Write out the data again in full, exactly as it reads.

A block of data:
________

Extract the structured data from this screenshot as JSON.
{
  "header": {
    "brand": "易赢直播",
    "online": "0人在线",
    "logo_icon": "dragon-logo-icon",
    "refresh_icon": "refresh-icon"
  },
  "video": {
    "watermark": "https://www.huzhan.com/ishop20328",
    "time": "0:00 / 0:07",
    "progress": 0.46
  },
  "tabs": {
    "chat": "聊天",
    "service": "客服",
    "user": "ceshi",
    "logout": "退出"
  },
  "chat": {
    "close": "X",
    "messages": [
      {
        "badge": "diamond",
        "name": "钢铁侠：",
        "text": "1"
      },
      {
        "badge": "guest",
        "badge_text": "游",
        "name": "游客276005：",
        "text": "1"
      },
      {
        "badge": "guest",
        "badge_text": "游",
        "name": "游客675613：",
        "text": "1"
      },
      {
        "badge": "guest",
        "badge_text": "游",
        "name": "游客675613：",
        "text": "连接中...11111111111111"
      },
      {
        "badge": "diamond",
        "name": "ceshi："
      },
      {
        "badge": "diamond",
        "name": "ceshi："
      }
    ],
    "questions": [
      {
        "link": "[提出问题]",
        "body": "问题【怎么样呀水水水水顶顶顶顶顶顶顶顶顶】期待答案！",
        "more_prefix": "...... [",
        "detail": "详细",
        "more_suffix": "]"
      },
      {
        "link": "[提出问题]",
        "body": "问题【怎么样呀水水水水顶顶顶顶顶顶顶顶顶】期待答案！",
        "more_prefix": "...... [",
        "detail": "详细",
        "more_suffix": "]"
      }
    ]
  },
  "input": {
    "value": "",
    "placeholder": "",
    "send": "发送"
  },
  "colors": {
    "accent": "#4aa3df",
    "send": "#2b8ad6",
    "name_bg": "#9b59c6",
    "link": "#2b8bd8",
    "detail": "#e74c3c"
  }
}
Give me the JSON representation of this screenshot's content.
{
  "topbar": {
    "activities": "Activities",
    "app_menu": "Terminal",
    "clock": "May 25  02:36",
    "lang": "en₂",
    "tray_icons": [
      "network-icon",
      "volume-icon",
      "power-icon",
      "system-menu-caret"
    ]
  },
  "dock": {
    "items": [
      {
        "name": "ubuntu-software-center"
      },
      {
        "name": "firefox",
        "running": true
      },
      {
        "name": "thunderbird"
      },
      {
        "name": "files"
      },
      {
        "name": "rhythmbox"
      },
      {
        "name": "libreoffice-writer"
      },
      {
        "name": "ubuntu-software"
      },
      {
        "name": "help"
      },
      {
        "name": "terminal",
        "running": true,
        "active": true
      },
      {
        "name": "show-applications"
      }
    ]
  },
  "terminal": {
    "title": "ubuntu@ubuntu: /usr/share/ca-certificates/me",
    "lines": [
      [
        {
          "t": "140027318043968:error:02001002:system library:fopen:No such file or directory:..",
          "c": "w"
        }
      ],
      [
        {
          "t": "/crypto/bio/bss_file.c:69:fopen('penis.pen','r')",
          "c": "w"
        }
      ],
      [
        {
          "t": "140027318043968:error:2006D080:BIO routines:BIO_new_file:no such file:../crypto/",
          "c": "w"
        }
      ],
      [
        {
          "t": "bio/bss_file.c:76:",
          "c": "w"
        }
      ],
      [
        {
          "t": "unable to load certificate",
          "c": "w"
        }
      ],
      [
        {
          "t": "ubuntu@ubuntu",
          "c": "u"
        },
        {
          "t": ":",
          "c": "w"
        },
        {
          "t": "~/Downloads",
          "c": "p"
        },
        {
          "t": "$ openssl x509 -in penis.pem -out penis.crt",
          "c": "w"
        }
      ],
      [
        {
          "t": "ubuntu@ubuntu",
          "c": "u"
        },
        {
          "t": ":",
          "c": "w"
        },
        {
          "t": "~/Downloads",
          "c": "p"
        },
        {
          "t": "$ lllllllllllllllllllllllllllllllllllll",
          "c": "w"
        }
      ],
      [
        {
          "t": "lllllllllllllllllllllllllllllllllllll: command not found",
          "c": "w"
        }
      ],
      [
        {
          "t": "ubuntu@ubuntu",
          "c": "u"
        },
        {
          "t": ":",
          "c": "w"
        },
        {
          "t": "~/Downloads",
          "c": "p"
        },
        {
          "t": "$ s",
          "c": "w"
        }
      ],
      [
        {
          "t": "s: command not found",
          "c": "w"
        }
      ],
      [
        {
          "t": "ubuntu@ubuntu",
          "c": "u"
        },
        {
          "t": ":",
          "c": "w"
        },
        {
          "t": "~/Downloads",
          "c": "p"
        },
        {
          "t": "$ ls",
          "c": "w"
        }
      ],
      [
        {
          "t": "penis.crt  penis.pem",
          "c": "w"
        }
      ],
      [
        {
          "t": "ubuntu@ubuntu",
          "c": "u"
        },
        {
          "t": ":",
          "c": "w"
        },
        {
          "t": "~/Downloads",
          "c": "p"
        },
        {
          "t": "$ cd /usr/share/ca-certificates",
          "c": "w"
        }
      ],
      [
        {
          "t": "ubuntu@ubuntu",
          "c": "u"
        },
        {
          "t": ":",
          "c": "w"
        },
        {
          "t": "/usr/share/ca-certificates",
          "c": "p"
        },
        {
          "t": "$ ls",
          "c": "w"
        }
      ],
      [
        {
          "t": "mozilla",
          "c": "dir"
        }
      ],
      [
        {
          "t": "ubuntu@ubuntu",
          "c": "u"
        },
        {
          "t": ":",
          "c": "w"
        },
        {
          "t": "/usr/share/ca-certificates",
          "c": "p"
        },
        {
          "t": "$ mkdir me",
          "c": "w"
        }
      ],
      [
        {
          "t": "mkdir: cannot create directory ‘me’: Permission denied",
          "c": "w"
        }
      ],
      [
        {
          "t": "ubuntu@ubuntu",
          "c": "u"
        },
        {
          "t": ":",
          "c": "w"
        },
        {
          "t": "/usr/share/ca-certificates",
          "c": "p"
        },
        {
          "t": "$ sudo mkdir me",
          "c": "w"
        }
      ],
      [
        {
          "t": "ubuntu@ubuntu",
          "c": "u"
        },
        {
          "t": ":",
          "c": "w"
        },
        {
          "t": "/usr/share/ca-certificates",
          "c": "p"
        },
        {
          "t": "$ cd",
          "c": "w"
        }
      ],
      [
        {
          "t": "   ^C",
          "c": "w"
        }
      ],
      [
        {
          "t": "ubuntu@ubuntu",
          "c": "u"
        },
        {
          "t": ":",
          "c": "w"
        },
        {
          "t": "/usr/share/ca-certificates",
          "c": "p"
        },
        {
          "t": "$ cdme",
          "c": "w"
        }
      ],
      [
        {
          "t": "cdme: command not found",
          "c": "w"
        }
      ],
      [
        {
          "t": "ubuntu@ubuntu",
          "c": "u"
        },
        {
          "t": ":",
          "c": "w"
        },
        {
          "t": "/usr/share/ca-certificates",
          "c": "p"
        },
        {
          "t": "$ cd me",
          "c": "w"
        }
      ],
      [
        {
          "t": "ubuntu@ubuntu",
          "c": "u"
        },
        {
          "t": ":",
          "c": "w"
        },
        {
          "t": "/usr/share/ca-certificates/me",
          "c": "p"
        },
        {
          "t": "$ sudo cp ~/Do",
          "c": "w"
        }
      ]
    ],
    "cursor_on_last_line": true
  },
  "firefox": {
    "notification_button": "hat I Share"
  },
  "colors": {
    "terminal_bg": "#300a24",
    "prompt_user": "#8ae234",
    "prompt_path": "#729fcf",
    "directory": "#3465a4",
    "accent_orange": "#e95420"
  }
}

________

## Result
Extract the structured data from this screenshot as JSON.
{
  "header": {
    "brand": "易赢直播",
    "online": "0人在线",
    "logo_icon": "dragon-logo-icon",
    "refresh_icon": "refresh-icon"
  },
  "video": {
    "watermark": "https://www.huzhan.com/ishop20328",
    "time": "0:00 / 0:07",
    "progress": 0.46
  },
  "tabs": {
    "chat": "聊天",
    "service": "客服",
    "user": "ceshi",
    "logout": "退出"
  },
  "chat": {
    "close": "X",
    "messages": [
      {
        "badge": "diamond",
        "name": "钢铁侠：",
        "text": "1"
      },
      {
        "badge": "guest",
        "badge_text": "游",
        "name": "游客276005：",
        "text": "1"
      },
      {
        "badge": "guest",
        "badge_text": "游",
        "name": "游客675613：",
        "text": "1"
      },
      {
        "badge": "guest",
        "badge_text": "游",
        "name": "游客675613：",
        "text": "连接中...11111111111111"
      },
      {
        "badge": "diamond",
        "name": "ceshi："
      },
      {
        "badge": "diamond",
        "name": "ceshi："
      }
    ],
    "questions": [
      {
        "link": "[提出问题]",
        "body": "问题【怎么样呀水水水水顶顶顶顶顶顶顶顶顶】期待答案！",
        "more_prefix": "...... [",
        "detail": "详细",
        "more_suffix": "]"
      },
      {
        "link": "[提出问题]",
        "body": "问题【怎么样呀水水水水顶顶顶顶顶顶顶顶顶】期待答案！",
        "more_prefix": "...... [",
        "detail": "详细",
        "more_suffix": "]"
      }
    ]
  },
  "input": {
    "value": "",
    "placeholder": "",
    "send": "发送"
  },
  "colors": {
    "accent": "#4aa3df",
    "send": "#2b8ad6",
    "name_bg": "#9b59c6",
    "link": "#2b8bd8",
    "detail": "#e74c3c"
  }
}
Give me the JSON representation of this screenshot's content.
{
  "topbar": {
    "activities": "Activities",
    "app_menu": "Terminal",
    "clock": "May 25  02:36",
    "lang": "en₂",
    "tray_icons": [
      "network-icon",
      "volume-icon",
      "power-icon",
      "system-menu-caret"
    ]
  },
  "dock": {
    "items": [
      {
        "name": "ubuntu-software-center"
      },
      {
        "name": "firefox",
        "running": true
      },
      {
        "name": "thunderbird"
      },
      {
        "name": "files"
      },
      {
        "name": "rhythmbox"
      },
      {
        "name": "libreoffice-writer"
      },
      {
        "name": "ubuntu-software"
      },
      {
        "name": "help"
      },
      {
        "name": "terminal",
        "running": true,
        "active": true
      },
      {
        "name": "show-applications"
      }
    ]
  },
  "terminal": {
    "title": "ubuntu@ubuntu: /usr/share/ca-certificates/me",
    "lines": [
      [
        {
          "t": "140027318043968:error:02001002:system library:fopen:No such file or directory:..",
          "c": "w"
        }
      ],
      [
        {
          "t": "/crypto/bio/bss_file.c:69:fopen('penis.pen','r')",
          "c": "w"
        }
      ],
      [
        {
          "t": "140027318043968:error:2006D080:BIO routines:BIO_new_file:no such file:../crypto/",
          "c": "w"
        }
      ],
      [
        {
          "t": "bio/bss_file.c:76:",
          "c": "w"
        }
      ],
      [
        {
          "t": "unable to load certificate",
          "c": "w"
        }
      ],
      [
        {
          "t": "ubuntu@ubuntu",
          "c": "u"
        },
        {
          "t": ":",
          "c": "w"
        },
        {
          "t": "~/Downloads",
          "c": "p"
        },
        {
          "t": "$ openssl x509 -in penis.pem -out penis.crt",
          "c": "w"
        }
      ],
      [
        {
          "t": "ubuntu@ubuntu",
          "c": "u"
        },
        {
          "t": ":",
          "c": "w"
        },
        {
          "t": "~/Downloads",
          "c": "p"
        },
        {
          "t": "$ lllllllllllllllllllllllllllllllllllll",
          "c": "w"
        }
      ],
      [
        {
          "t": "lllllllllllllllllllllllllllllllllllll: command not found",
          "c": "w"
        }
      ],
      [
        {
          "t": "ubuntu@ubuntu",
          "c": "u"
        },
        {
          "t": ":",
          "c": "w"
        },
        {
          "t": "~/Downloads",
          "c": "p"
        },
        {
          "t": "$ s",
          "c": "w"
        }
      ],
      [
        {
          "t": "s: command not found",
          "c": "w"
        }
      ],
      [
        {
          "t": "ubuntu@ubuntu",
          "c": "u"
        },
        {
          "t": ":",
          "c": "w"
        },
        {
          "t": "~/Downloads",
          "c": "p"
        },
        {
          "t": "$ ls",
          "c": "w"
        }
      ],
      [
        {
          "t": "penis.crt  penis.pem",
          "c": "w"
        }
      ],
      [
        {
          "t": "ubuntu@ubuntu",
          "c": "u"
        },
        {
          "t": ":",
          "c": "w"
        },
        {
          "t": "~/Downloads",
          "c": "p"
        },
        {
          "t": "$ cd /usr/share/ca-certificates",
          "c": "w"
        }
      ],
      [
        {
          "t": "ubuntu@ubuntu",
          "c": "u"
        },
        {
          "t": ":",
          "c": "w"
        },
        {
          "t": "/usr/share/ca-certificates",
          "c": "p"
        },
        {
          "t": "$ ls",
          "c": "w"
        }
      ],
      [
        {
          "t": "mozilla",
          "c": "dir"
        }
      ],
      [
        {
          "t": "ubuntu@ubuntu",
          "c": "u"
        },
        {
          "t": ":",
          "c": "w"
        },
        {
          "t": "/usr/share/ca-certificates",
          "c": "p"
        },
        {
          "t": "$ mkdir me",
          "c": "w"
        }
      ],
      [
        {
          "t": "mkdir: cannot create directory ‘me’: Permission denied",
          "c": "w"
        }
      ],
      [
        {
          "t": "ubuntu@ubuntu",
          "c": "u"
        },
        {
          "t": ":",
          "c": "w"
        },
        {
          "t": "/usr/share/ca-certificates",
          "c": "p"
        },
        {
          "t": "$ sudo mkdir me",
          "c": "w"
        }
      ],
      [
        {
          "t": "ubuntu@ubuntu",
          "c": "u"
        },
        {
          "t": ":",
          "c": "w"
        },
        {
          "t": "/usr/share/ca-certificates",
          "c": "p"
        },
        {
          "t": "$ cd",
          "c": "w"
        }
      ],
      [
        {
          "t": "   ^C",
          "c": "w"
        }
      ],
      [
        {
          "t": "ubuntu@ubuntu",
          "c": "u"
        },
        {
          "t": ":",
          "c": "w"
        },
        {
          "t": "/usr/share/ca-certificates",
          "c": "p"
        },
        {
          "t": "$ cdme",
          "c": "w"
        }
      ],
      [
        {
          "t": "cdme: command not found",
          "c": "w"
        }
      ],
      [
        {
          "t": "ubuntu@ubuntu",
          "c": "u"
        },
        {
          "t": ":",
          "c": "w"
        },
        {
          "t": "/usr/share/ca-certificates",
          "c": "p"
        },
        {
          "t": "$ cd me",
          "c": "w"
        }
      ],
      [
        {
          "t": "ubuntu@ubuntu",
          "c": "u"
        },
        {
          "t": ":",
          "c": "w"
        },
        {
          "t": "/usr/share/ca-certificates/me",
          "c": "p"
        },
        {
          "t": "$ sudo cp ~/Do",
          "c": "w"
        }
      ]
    ],
    "cursor_on_last_line": true
  },
  "firefox": {
    "notification_button": "hat I Share"
  },
  "colors": {
    "terminal_bg": "#300a24",
    "prompt_user": "#8ae234",
    "prompt_path": "#729fcf",
    "directory": "#3465a4",
    "accent_orange": "#e95420"
  }
}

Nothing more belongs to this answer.